▶ [WHAT IS EXPECTED]: Return all lines in the material below that contain "marker".

▶ [RECORDS SHOWN]:
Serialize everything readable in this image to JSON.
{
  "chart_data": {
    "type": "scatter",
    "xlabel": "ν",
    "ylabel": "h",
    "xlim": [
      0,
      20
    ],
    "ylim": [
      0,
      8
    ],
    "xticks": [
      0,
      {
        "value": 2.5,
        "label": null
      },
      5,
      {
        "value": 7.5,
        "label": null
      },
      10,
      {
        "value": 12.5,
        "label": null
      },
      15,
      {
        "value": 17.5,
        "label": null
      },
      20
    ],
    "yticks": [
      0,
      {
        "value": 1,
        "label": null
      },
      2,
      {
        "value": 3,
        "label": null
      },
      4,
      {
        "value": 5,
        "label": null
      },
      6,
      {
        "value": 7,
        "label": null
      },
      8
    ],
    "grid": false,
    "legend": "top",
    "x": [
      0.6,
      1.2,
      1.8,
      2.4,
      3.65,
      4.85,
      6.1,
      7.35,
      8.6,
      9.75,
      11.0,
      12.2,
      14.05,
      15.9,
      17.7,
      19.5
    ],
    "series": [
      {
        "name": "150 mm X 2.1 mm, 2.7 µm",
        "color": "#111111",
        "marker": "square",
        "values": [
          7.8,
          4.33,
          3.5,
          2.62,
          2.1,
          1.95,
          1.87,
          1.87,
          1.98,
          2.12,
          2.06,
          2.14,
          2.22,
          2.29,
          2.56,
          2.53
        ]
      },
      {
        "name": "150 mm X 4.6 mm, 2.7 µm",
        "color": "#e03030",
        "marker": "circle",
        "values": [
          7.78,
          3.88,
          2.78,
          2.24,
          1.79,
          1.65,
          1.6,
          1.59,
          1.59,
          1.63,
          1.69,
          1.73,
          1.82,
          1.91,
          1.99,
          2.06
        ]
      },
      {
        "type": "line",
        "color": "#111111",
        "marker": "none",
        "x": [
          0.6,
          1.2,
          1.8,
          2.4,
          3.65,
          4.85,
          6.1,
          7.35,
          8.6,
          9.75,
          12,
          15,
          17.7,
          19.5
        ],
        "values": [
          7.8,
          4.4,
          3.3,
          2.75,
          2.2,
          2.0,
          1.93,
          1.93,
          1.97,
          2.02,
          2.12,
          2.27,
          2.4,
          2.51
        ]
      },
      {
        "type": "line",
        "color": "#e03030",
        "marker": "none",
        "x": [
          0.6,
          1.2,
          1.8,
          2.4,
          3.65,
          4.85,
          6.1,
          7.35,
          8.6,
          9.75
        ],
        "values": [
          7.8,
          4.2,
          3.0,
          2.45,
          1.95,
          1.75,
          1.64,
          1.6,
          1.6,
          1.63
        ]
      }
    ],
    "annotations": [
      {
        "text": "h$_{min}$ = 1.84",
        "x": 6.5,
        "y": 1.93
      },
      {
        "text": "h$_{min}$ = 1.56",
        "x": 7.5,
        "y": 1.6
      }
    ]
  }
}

▶ [TASK OUTPUT]:
        "marker": "square",
        "marker": "circle",
        "marker": "none",
        "marker": "none",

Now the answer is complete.